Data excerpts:
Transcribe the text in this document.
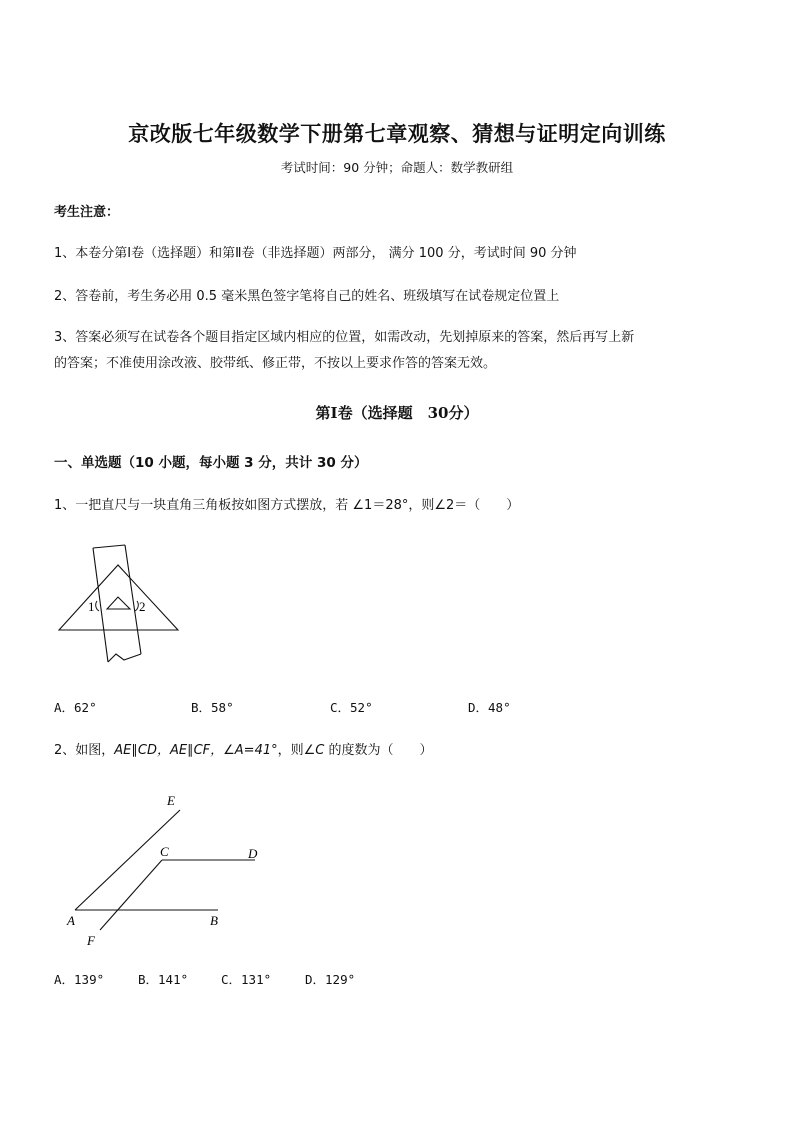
京改版七年级数学下册第七章观察、猜想与证明定向训练
考试时间：90 分钟；命题人：数学教研组
考生注意：
1、本卷分第Ⅰ卷（选择题）和第Ⅱ卷（非选择题）两部分， 满分 100 分，考试时间 90 分钟
2、答卷前，考生务必用 0.5 毫米黑色签字笔将自己的姓名、班级填写在试卷规定位置上
3、答案必须写在试卷各个题目指定区域内相应的位置，如需改动，先划掉原来的答案，然后再写上新
的答案；不准使用涂改液、胶带纸、修正带，不按以上要求作答的答案无效。
第Ⅰ卷（选择题　30分）
一、单选题（10 小题，每小题 3 分，共计 30 分）
1、一把直尺与一块直角三角板按如图方式摆放，若 ∠1＝28°，则∠2＝（　　）
1	2
A．62°	B．58°	C．52°	D．48°
2、如图，AE∥CD，AE∥CF，∠A=41°，则∠C 的度数为（　　）
E
C	D
A	B
F
A．139°	B．141°	C．131°	D．129°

WORK TO DO - Exclude the pictures. Write out the remaining data exactly.

RESULT OF THIS TASK -
Transcribe the text in this document.
京改版七年级数学下册第七章观察、猜想与证明定向训练
考试时间：90 分钟；命题人：数学教研组
考生注意：
1、本卷分第Ⅰ卷（选择题）和第Ⅱ卷（非选择题）两部分， 满分 100 分，考试时间 90 分钟
2、答卷前，考生务必用 0.5 毫米黑色签字笔将自己的姓名、班级填写在试卷规定位置上
3、答案必须写在试卷各个题目指定区域内相应的位置，如需改动，先划掉原来的答案，然后再写上新
的答案；不准使用涂改液、胶带纸、修正带，不按以上要求作答的答案无效。
第Ⅰ卷（选择题　30分）
一、单选题（10 小题，每小题 3 分，共计 30 分）
1、一把直尺与一块直角三角板按如图方式摆放，若 ∠1＝28°，则∠2＝（　　）
1	2
A．62°	B．58°	C．52°	D．48°
2、如图，AE∥CD，AE∥CF，∠A=41°，则∠C 的度数为（　　）
E
C	D
A	B
F
A．139°	B．141°	C．131°	D．129°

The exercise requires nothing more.